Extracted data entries

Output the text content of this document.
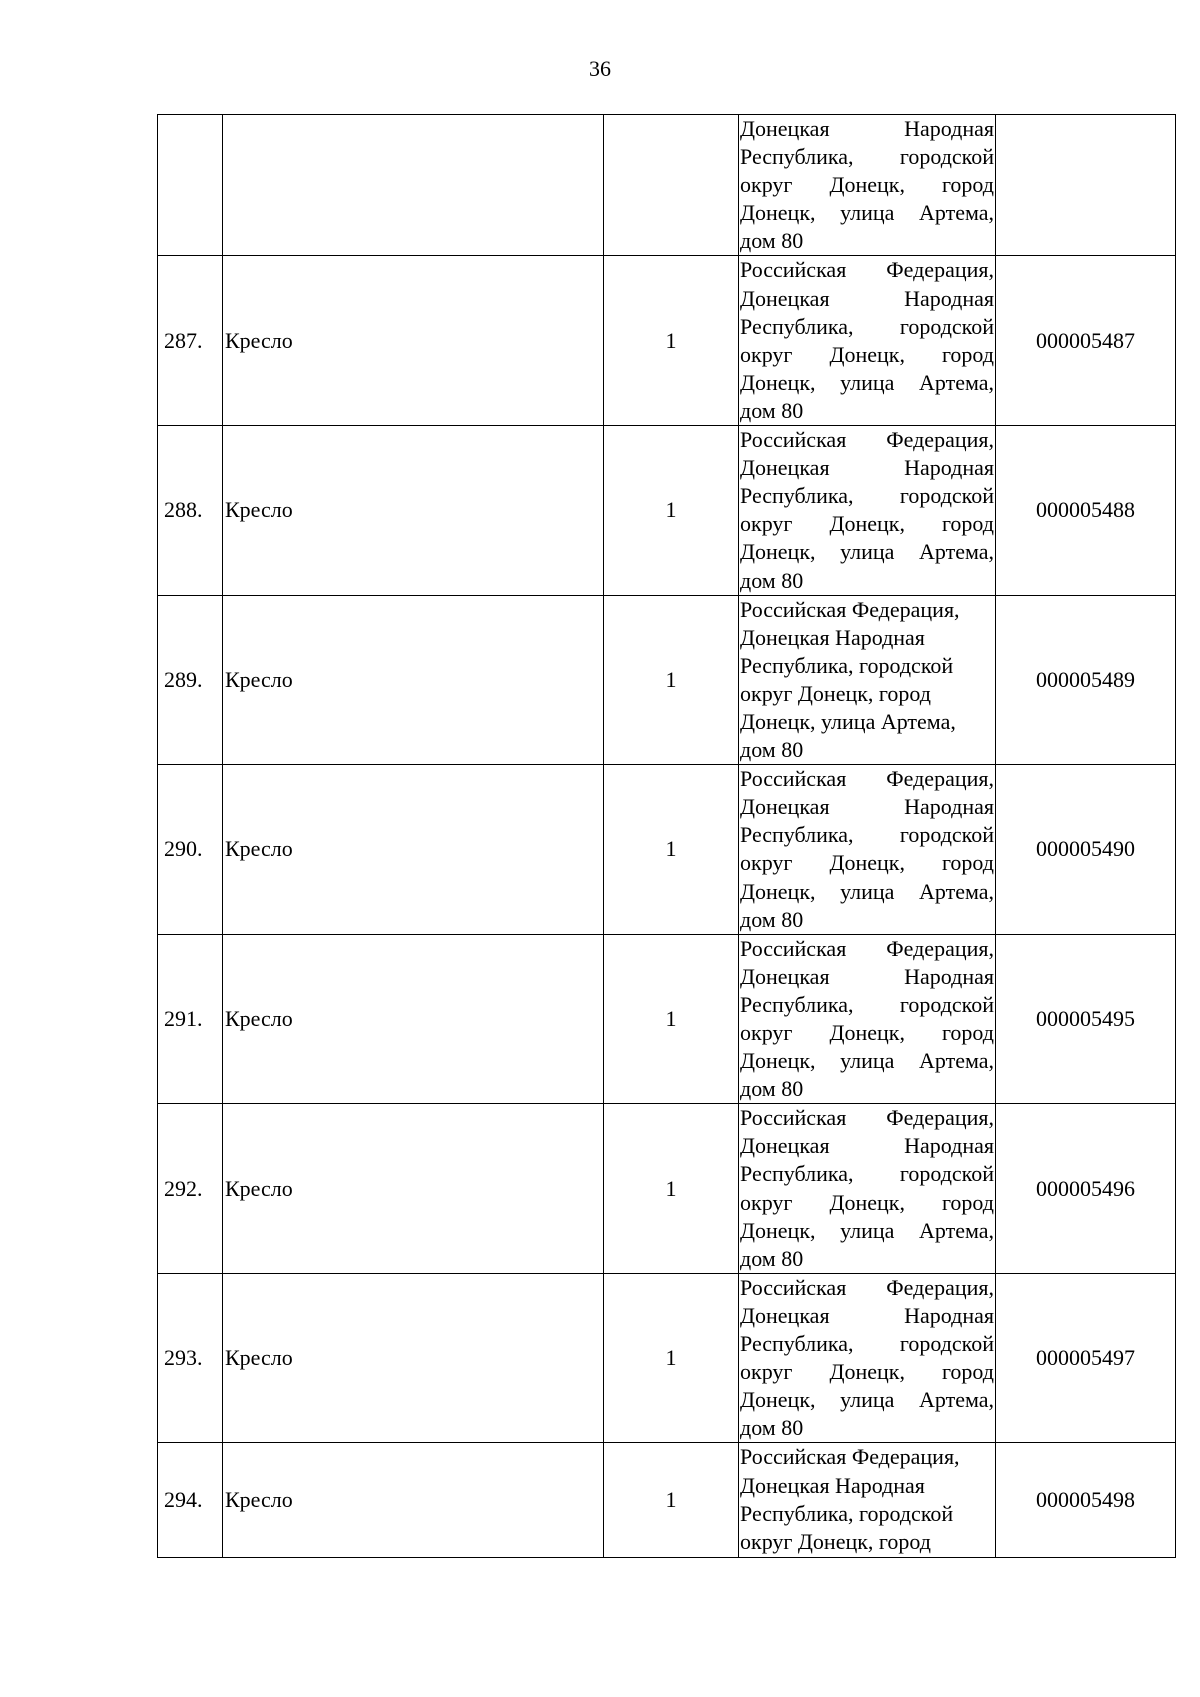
36

			Донецкая Народная Республика, городской округ Донецк, город Донецк, улица Артема, дом 80	

287.	Кресло	1	Российская Федерация, Донецкая Народная Республика, городской округ Донецк, город Донецк, улица Артема, дом 80	000005487
288.	Кресло	1	Российская Федерация, Донецкая Народная Республика, городской округ Донецк, город Донецк, улица Артема, дом 80	000005488
289.	Кресло	1	Российская Федерация, Донецкая Народная Республика, городской округ Донецк, город Донецк, улица Артема, дом 80	000005489
290.	Кресло	1	Российская Федерация, Донецкая Народная Республика, городской округ Донецк, город Донецк, улица Артема, дом 80	000005490
291.	Кресло	1	Российская Федерация, Донецкая Народная Республика, городской округ Донецк, город Донецк, улица Артема, дом 80	000005495
292.	Кресло	1	Российская Федерация, Донецкая Народная Республика, городской округ Донецк, город Донецк, улица Артема, дом 80	000005496
293.	Кресло	1	Российская Федерация, Донецкая Народная Республика, городской округ Донецк, город Донецк, улица Артема, дом 80	000005497
294.	Кресло	1	Российская Федерация, Донецкая Народная Республика, городской округ Донецк, город	000005498
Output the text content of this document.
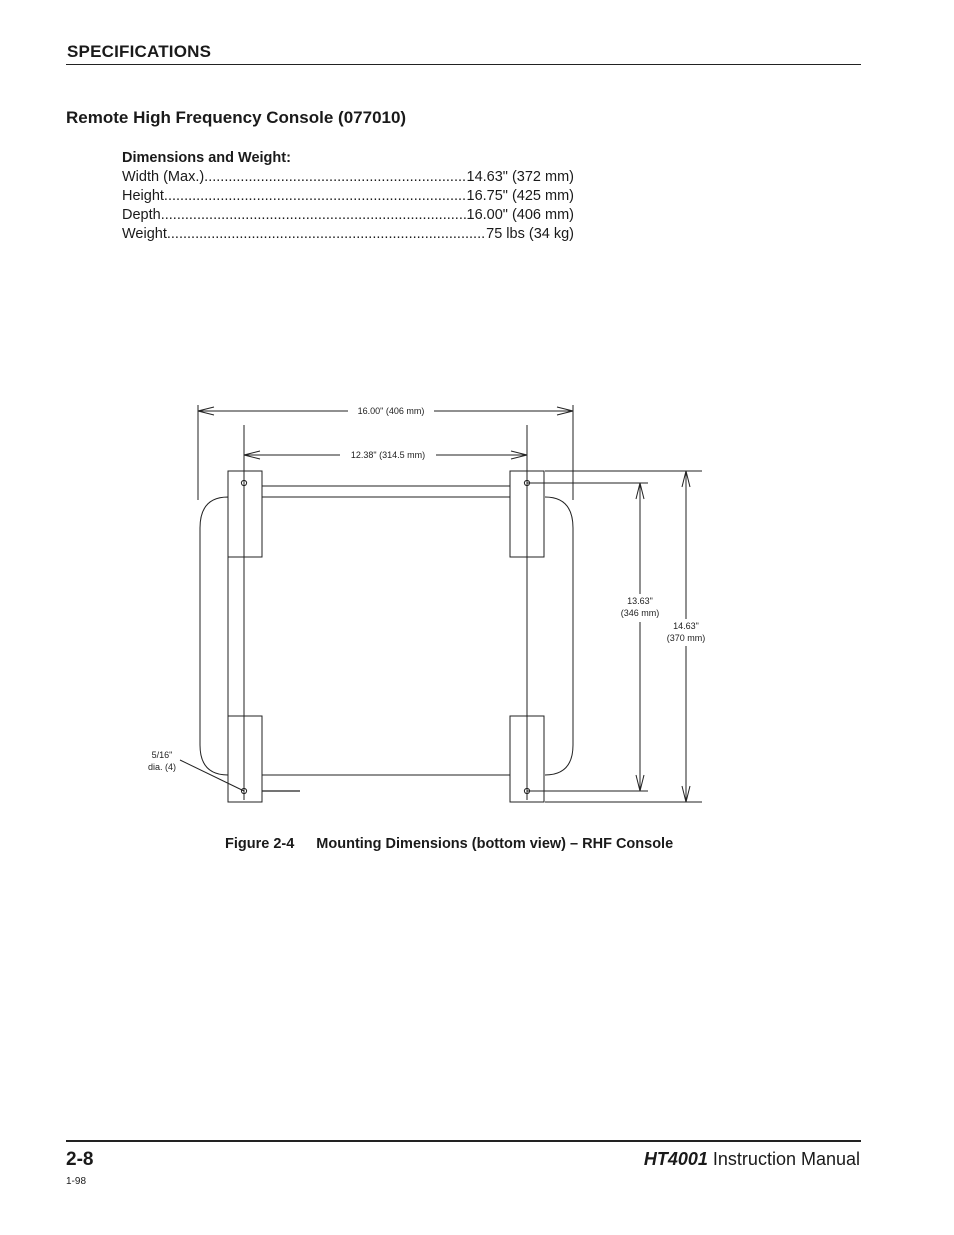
SPECIFICATIONS
Remote High Frequency Console (077010)
Dimensions and Weight:
Width (Max.) .....	14.63" (372 mm)
Height .....	16.75" (425 mm)
Depth .....	16.00" (406 mm)
Weight .....	75 lbs (34 kg)
16.00" (406 mm)
12.38" (314.5 mm)
13.63"
(346 mm)
14.63"
(370 mm)
5/16"
dia. (4)
Figure 2-4 Mounting Dimensions (bottom view) – RHF Console
2-8
1-98
HT4001 Instruction Manual
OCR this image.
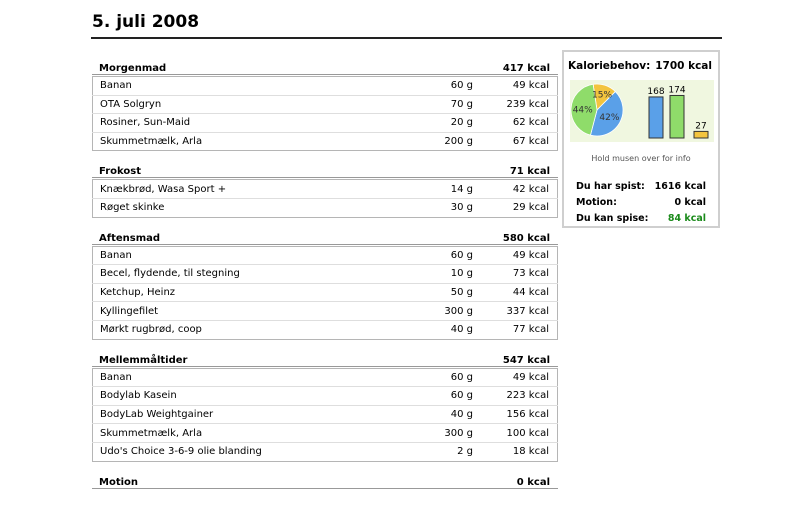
5. juli 2008
Morgenmad	417 kcal
Banan	60 g	49 kcal
OTA Solgryn	70 g	239 kcal
Rosiner, Sun-Maid	20 g	62 kcal
Skummetmælk, Arla	200 g	67 kcal
Frokost	71 kcal
Knækbrød, Wasa Sport +	14 g	42 kcal
Røget skinke	30 g	29 kcal
Aftensmad	580 kcal
Banan	60 g	49 kcal
Becel, flydende, til stegning	10 g	73 kcal
Ketchup, Heinz	50 g	44 kcal
Kyllingefilet	300 g	337 kcal
Mørkt rugbrød, coop	40 g	77 kcal
Mellemmåltider	547 kcal
Banan	60 g	49 kcal
Bodylab Kasein	60 g	223 kcal
BodyLab Weightgainer	40 g	156 kcal
Skummetmælk, Arla	300 g	100 kcal
Udo's Choice 3-6-9 olie blanding	2 g	18 kcal
Motion	0 kcal
Kaloriebehov: 1700 kcal
15%
42%
44%
168 174
27
Hold musen over for info
Du har spist: 1616 kcal
Motion:	0 kcal
Du kan spise: 84 kcal
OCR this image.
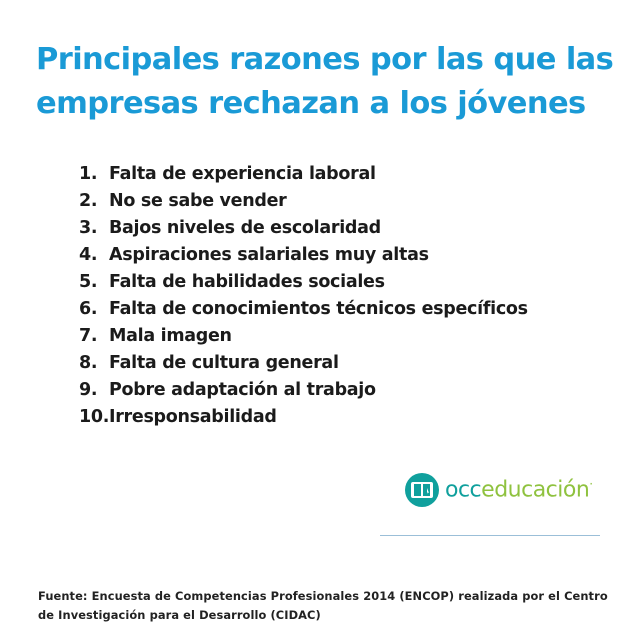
Principales razones por las que las
empresas rechazan a los jóvenes
1. Falta de experiencia laboral
2. No se sabe vender
3. Bajos niveles de escolaridad
4. Aspiraciones salariales muy altas
5. Falta de habilidades sociales
6. Falta de conocimientos técnicos específicos
7. Mala imagen
8. Falta de cultura general
9. Pobre adaptación al trabajo
10. Irresponsabilidad
occeducación·

Fuente: Encuesta de Competencias Profesionales 2014 (ENCOP) realizada por el Centro
de Investigación para el Desarrollo (CIDAC)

**What to do**
Exclude the images, then output the data above word for word.

**Answer to the task**
Output the text content of this document.
36

			Донецкая Народная Республика, городской округ Донецк, город Донецк, улица Артема, дом 80	

287.	Кресло	1	Российская Федерация, Донецкая Народная Республика, городской округ Донецк, город Донецк, улица Артема, дом 80	000005487
288.	Кресло	1	Российская Федерация, Донецкая Народная Республика, городской округ Донецк, город Донецк, улица Артема, дом 80	000005488
289.	Кресло	1	Российская Федерация, Донецкая Народная Республика, городской округ Донецк, город Донецк, улица Артема, дом 80	000005489
290.	Кресло	1	Российская Федерация, Донецкая Народная Республика, городской округ Донецк, город Донецк, улица Артема, дом 80	000005490
291.	Кресло	1	Российская Федерация, Донецкая Народная Республика, городской округ Донецк, город Донецк, улица Артема, дом 80	000005495
292.	Кресло	1	Российская Федерация, Донецкая Народная Республика, городской округ Донецк, город Донецк, улица Артема, дом 80	000005496
293.	Кресло	1	Российская Федерация, Донецкая Народная Республика, городской округ Донецк, город Донецк, улица Артема, дом 80	000005497
294.	Кресло	1	Российская Федерация, Донецкая Народная Республика, городской округ Донецк, город	000005498
Output the text content of this document.
SPECIFICATIONS
Remote High Frequency Console (077010)
Dimensions and Weight:
Width (Max.) .....	14.63" (372 mm)
Height .....	16.75" (425 mm)
Depth .....	16.00" (406 mm)
Weight .....	75 lbs (34 kg)
16.00" (406 mm)
12.38" (314.5 mm)
13.63"
(346 mm)
14.63"
(370 mm)
5/16"
dia. (4)
Figure 2-4 Mounting Dimensions (bottom view) – RHF Console
2-8
1-98
HT4001 Instruction Manual
OCR this image.
5. juli 2008
Morgenmad	417 kcal
Banan	60 g	49 kcal
OTA Solgryn	70 g	239 kcal
Rosiner, Sun-Maid	20 g	62 kcal
Skummetmælk, Arla	200 g	67 kcal
Frokost	71 kcal
Knækbrød, Wasa Sport +	14 g	42 kcal
Røget skinke	30 g	29 kcal
Aftensmad	580 kcal
Banan	60 g	49 kcal
Becel, flydende, til stegning	10 g	73 kcal
Ketchup, Heinz	50 g	44 kcal
Kyllingefilet	300 g	337 kcal
Mørkt rugbrød, coop	40 g	77 kcal
Mellemmåltider	547 kcal
Banan	60 g	49 kcal
Bodylab Kasein	60 g	223 kcal
BodyLab Weightgainer	40 g	156 kcal
Skummetmælk, Arla	300 g	100 kcal
Udo's Choice 3-6-9 olie blanding	2 g	18 kcal
Motion	0 kcal
Kaloriebehov: 1700 kcal
15%
42%
44%
168 174
27
Hold musen over for info
Du har spist: 1616 kcal
Motion:	0 kcal
Du kan spise: 84 kcal
OCR this image.
Principales razones por las que las
empresas rechazan a los jóvenes
1. Falta de experiencia laboral
2. No se sabe vender
3. Bajos niveles de escolaridad
4. Aspiraciones salariales muy altas
5. Falta de habilidades sociales
6. Falta de conocimientos técnicos específicos
7. Mala imagen
8. Falta de cultura general
9. Pobre adaptación al trabajo
10. Irresponsabilidad
occeducación·

Fuente: Encuesta de Competencias Profesionales 2014 (ENCOP) realizada por el Centro
de Investigación para el Desarrollo (CIDAC)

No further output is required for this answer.